> REQUIRED WORK:
Each entry below must be repeated word for word.

> RECORDS PROVIDED:
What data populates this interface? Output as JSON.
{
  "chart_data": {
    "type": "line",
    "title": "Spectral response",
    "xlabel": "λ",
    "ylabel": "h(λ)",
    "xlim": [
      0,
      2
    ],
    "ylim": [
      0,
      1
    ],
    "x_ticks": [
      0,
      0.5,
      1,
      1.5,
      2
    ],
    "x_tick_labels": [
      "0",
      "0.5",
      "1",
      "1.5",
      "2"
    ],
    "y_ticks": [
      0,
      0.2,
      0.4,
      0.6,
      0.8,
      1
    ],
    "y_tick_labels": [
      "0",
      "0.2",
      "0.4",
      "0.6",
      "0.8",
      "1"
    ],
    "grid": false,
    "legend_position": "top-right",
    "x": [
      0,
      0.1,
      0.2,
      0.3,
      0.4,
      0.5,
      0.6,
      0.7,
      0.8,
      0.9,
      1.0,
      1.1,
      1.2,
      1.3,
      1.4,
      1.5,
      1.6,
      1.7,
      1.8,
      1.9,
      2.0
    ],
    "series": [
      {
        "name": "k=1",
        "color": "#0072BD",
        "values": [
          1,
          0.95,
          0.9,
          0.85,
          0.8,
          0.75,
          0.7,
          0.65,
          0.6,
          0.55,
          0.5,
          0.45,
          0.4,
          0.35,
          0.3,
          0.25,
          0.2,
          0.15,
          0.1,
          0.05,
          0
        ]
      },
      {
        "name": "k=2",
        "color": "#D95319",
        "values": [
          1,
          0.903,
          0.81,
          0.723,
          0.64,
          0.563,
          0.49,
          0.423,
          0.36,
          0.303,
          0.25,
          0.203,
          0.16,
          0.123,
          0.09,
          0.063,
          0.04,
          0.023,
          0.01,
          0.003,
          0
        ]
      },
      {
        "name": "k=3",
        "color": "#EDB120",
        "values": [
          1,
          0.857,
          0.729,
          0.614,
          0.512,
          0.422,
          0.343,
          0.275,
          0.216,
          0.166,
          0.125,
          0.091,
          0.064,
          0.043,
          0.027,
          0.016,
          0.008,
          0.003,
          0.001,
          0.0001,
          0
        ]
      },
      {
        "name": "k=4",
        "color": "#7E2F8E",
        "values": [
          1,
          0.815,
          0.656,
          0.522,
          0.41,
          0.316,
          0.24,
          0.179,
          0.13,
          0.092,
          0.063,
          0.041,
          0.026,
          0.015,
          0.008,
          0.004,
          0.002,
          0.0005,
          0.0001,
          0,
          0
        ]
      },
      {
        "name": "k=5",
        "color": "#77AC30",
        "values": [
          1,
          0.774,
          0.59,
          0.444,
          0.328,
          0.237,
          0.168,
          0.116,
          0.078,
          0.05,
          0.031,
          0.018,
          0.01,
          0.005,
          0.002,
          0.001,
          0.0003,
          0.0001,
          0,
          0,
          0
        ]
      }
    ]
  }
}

> SOLUTION:
What data populates this interface? Output as JSON.
{
  "chart_data": {
    "type": "line",
    "title": "Spectral response",
    "xlabel": "λ",
    "ylabel": "h(λ)",
    "xlim": [
      0,
      2
    ],
    "ylim": [
      0,
      1
    ],
    "x_ticks": [
      0,
      0.5,
      1,
      1.5,
      2
    ],
    "x_tick_labels": [
      "0",
      "0.5",
      "1",
      "1.5",
      "2"
    ],
    "y_ticks": [
      0,
      0.2,
      0.4,
      0.6,
      0.8,
      1
    ],
    "y_tick_labels": [
      "0",
      "0.2",
      "0.4",
      "0.6",
      "0.8",
      "1"
    ],
    "grid": false,
    "legend_position": "top-right",
    "x": [
      0,
      0.1,
      0.2,
      0.3,
      0.4,
      0.5,
      0.6,
      0.7,
      0.8,
      0.9,
      1.0,
      1.1,
      1.2,
      1.3,
      1.4,
      1.5,
      1.6,
      1.7,
      1.8,
      1.9,
      2.0
    ],
    "series": [
      {
        "name": "k=1",
        "color": "#0072BD",
        "values": [
          1,
          0.95,
          0.9,
          0.85,
          0.8,
          0.75,
          0.7,
          0.65,
          0.6,
          0.55,
          0.5,
          0.45,
          0.4,
          0.35,
          0.3,
          0.25,
          0.2,
          0.15,
          0.1,
          0.05,
          0
        ]
      },
      {
        "name": "k=2",
        "color": "#D95319",
        "values": [
          1,
          0.903,
          0.81,
          0.723,
          0.64,
          0.563,
          0.49,
          0.423,
          0.36,
          0.303,
          0.25,
          0.203,
          0.16,
          0.123,
          0.09,
          0.063,
          0.04,
          0.023,
          0.01,
          0.003,
          0
        ]
      },
      {
        "name": "k=3",
        "color": "#EDB120",
        "values": [
          1,
          0.857,
          0.729,
          0.614,
          0.512,
          0.422,
          0.343,
          0.275,
          0.216,
          0.166,
          0.125,
          0.091,
          0.064,
          0.043,
          0.027,
          0.016,
          0.008,
          0.003,
          0.001,
          0.0001,
          0
        ]
      },
      {
        "name": "k=4",
        "color": "#7E2F8E",
        "values": [
          1,
          0.815,
          0.656,
          0.522,
          0.41,
          0.316,
          0.24,
          0.179,
          0.13,
          0.092,
          0.063,
          0.041,
          0.026,
          0.015,
          0.008,
          0.004,
          0.002,
          0.0005,
          0.0001,
          0,
          0
        ]
      },
      {
        "name": "k=5",
        "color": "#77AC30",
        "values": [
          1,
          0.774,
          0.59,
          0.444,
          0.328,
          0.237,
          0.168,
          0.116,
          0.078,
          0.05,
          0.031,
          0.018,
          0.01,
          0.005,
          0.002,
          0.001,
          0.0003,
          0.0001,
          0,
          0,
          0
        ]
      }
    ]
  }
}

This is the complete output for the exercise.